YOUR OBJECTIVE: How many lines of the material below contain the string "text"? Answer with the number and nothing else.

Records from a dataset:
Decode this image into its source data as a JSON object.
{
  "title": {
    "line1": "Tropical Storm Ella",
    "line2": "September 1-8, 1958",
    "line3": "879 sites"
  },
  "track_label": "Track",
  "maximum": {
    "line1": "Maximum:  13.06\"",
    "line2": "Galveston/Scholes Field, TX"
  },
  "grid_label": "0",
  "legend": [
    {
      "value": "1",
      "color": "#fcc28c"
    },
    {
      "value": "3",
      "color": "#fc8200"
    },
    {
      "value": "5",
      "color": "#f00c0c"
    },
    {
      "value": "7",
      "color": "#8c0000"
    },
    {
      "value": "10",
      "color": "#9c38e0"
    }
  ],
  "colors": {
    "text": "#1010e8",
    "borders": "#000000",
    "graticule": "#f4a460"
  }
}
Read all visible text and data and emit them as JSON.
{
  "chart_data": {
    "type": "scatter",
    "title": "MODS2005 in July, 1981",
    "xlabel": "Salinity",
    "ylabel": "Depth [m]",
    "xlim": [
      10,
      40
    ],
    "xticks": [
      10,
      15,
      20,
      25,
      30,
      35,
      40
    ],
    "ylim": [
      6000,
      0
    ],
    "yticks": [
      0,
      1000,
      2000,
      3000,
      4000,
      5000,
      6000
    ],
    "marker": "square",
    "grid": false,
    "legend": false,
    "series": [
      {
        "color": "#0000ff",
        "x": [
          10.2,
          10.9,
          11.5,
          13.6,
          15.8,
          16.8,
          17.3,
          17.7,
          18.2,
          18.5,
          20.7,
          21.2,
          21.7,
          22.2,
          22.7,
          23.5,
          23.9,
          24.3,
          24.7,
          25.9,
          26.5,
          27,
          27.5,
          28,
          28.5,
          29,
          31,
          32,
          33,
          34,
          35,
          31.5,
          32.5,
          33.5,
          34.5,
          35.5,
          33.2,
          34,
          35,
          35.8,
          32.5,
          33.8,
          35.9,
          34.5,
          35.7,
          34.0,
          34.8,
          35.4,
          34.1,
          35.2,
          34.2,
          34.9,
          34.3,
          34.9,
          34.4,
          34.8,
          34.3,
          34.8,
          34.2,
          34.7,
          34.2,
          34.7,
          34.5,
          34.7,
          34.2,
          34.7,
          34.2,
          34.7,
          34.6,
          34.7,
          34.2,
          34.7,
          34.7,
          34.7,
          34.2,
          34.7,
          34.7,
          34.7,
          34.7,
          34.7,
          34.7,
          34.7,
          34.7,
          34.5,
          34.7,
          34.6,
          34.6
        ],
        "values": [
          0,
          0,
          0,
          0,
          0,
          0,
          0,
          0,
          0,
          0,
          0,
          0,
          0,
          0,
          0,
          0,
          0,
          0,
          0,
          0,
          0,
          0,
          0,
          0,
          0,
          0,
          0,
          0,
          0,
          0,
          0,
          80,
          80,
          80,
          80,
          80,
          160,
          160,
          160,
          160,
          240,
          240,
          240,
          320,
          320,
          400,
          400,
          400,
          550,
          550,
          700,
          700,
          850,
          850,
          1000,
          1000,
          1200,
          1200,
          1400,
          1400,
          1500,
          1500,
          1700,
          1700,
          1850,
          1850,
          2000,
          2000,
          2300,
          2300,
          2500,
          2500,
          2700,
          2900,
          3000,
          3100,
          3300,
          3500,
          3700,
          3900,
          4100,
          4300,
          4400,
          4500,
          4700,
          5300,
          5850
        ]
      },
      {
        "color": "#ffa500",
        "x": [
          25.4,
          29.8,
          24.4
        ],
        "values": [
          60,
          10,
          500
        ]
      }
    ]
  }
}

WRITTEN SOLUTION: 2